WHAT THE TASK REQUIRES:
Repeat the material below word for word and leave out all pictures.

--- start of DATA FOR THIS TASK ---

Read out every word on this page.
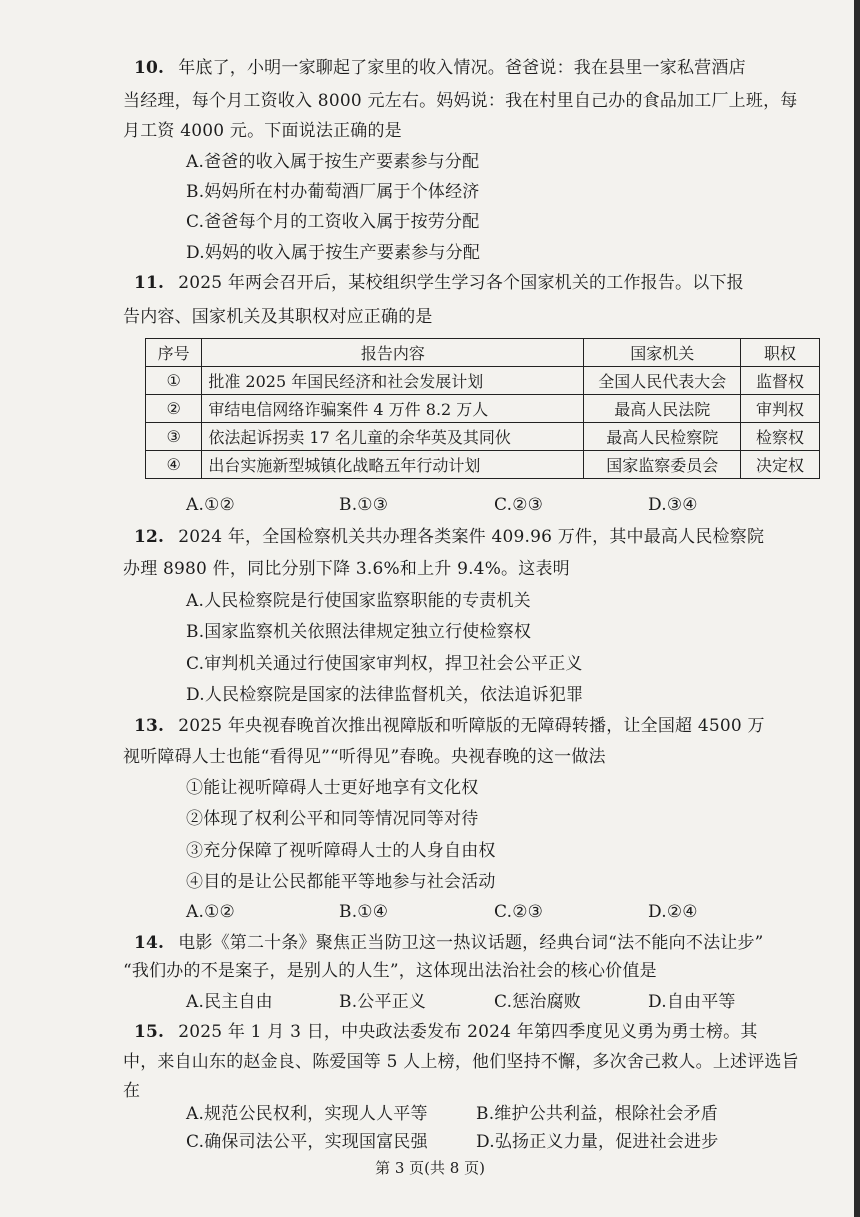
10. 年底了，小明一家聊起了家里的收入情况。爸爸说：我在县里一家私营酒店
当经理，每个月工资收入 8000 元左右。妈妈说：我在村里自己办的食品加工厂上班，每
月工资 4000 元。下面说法正确的是
A.爸爸的收入属于按生产要素参与分配
B.妈妈所在村办葡萄酒厂属于个体经济
C.爸爸每个月的工资收入属于按劳分配
D.妈妈的收入属于按生产要素参与分配
11. 2025 年两会召开后，某校组织学生学习各个国家机关的工作报告。以下报
告内容、国家机关及其职权对应正确的是
序号	报告内容	国家机关	职权
①	批准 2025 年国民经济和社会发展计划	全国人民代表大会	监督权
②	审结电信网络诈骗案件 4 万件 8.2 万人	最高人民法院	审判权
③	依法起诉拐卖 17 名儿童的余华英及其同伙	最高人民检察院	检察权
④	出台实施新型城镇化战略五年行动计划	国家监察委员会	决定权
A.①②	B.①③	C.②③	D.③④
12. 2024 年，全国检察机关共办理各类案件 409.96 万件，其中最高人民检察院
办理 8980 件，同比分别下降 3.6%和上升 9.4%。这表明
A.人民检察院是行使国家监察职能的专责机关
B.国家监察机关依照法律规定独立行使检察权
C.审判机关通过行使国家审判权，捍卫社会公平正义
D.人民检察院是国家的法律监督机关，依法追诉犯罪
13. 2025 年央视春晚首次推出视障版和听障版的无障碍转播，让全国超 4500 万
视听障碍人士也能“看得见”“听得见”春晚。央视春晚的这一做法
①能让视听障碍人士更好地享有文化权
②体现了权利公平和同等情况同等对待
③充分保障了视听障碍人士的人身自由权
④目的是让公民都能平等地参与社会活动
A.①②	B.①④	C.②③	D.②④
14. 电影《第二十条》聚焦正当防卫这一热议话题，经典台词“法不能向不法让步”
“我们办的不是案子，是别人的人生”，这体现出法治社会的核心价值是
A.民主自由	B.公平正义	C.惩治腐败	D.自由平等
15. 2025 年 1 月 3 日，中央政法委发布 2024 年第四季度见义勇为勇士榜。其
中，来自山东的赵金良、陈爱国等 5 人上榜，他们坚持不懈，多次舍己救人。上述评选旨
在
A.规范公民权利，实现人人平等	B.维护公共利益，根除社会矛盾
C.确保司法公平，实现国富民强	D.弘扬正义力量，促进社会进步
第 3 页(共 8 页)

--- end of DATA FOR THIS TASK ---

RESULT OF THIS EXERCISE:
Read out every word on this page.
10. 年底了，小明一家聊起了家里的收入情况。爸爸说：我在县里一家私营酒店
当经理，每个月工资收入 8000 元左右。妈妈说：我在村里自己办的食品加工厂上班，每
月工资 4000 元。下面说法正确的是
A.爸爸的收入属于按生产要素参与分配
B.妈妈所在村办葡萄酒厂属于个体经济
C.爸爸每个月的工资收入属于按劳分配
D.妈妈的收入属于按生产要素参与分配
11. 2025 年两会召开后，某校组织学生学习各个国家机关的工作报告。以下报
告内容、国家机关及其职权对应正确的是
序号	报告内容	国家机关	职权
①	批准 2025 年国民经济和社会发展计划	全国人民代表大会	监督权
②	审结电信网络诈骗案件 4 万件 8.2 万人	最高人民法院	审判权
③	依法起诉拐卖 17 名儿童的余华英及其同伙	最高人民检察院	检察权
④	出台实施新型城镇化战略五年行动计划	国家监察委员会	决定权
A.①②	B.①③	C.②③	D.③④
12. 2024 年，全国检察机关共办理各类案件 409.96 万件，其中最高人民检察院
办理 8980 件，同比分别下降 3.6%和上升 9.4%。这表明
A.人民检察院是行使国家监察职能的专责机关
B.国家监察机关依照法律规定独立行使检察权
C.审判机关通过行使国家审判权，捍卫社会公平正义
D.人民检察院是国家的法律监督机关，依法追诉犯罪
13. 2025 年央视春晚首次推出视障版和听障版的无障碍转播，让全国超 4500 万
视听障碍人士也能“看得见”“听得见”春晚。央视春晚的这一做法
①能让视听障碍人士更好地享有文化权
②体现了权利公平和同等情况同等对待
③充分保障了视听障碍人士的人身自由权
④目的是让公民都能平等地参与社会活动
A.①②	B.①④	C.②③	D.②④
14. 电影《第二十条》聚焦正当防卫这一热议话题，经典台词“法不能向不法让步”
“我们办的不是案子，是别人的人生”，这体现出法治社会的核心价值是
A.民主自由	B.公平正义	C.惩治腐败	D.自由平等
15. 2025 年 1 月 3 日，中央政法委发布 2024 年第四季度见义勇为勇士榜。其
中，来自山东的赵金良、陈爱国等 5 人上榜，他们坚持不懈，多次舍己救人。上述评选旨
在
A.规范公民权利，实现人人平等	B.维护公共利益，根除社会矛盾
C.确保司法公平，实现国富民强	D.弘扬正义力量，促进社会进步
第 3 页(共 8 页)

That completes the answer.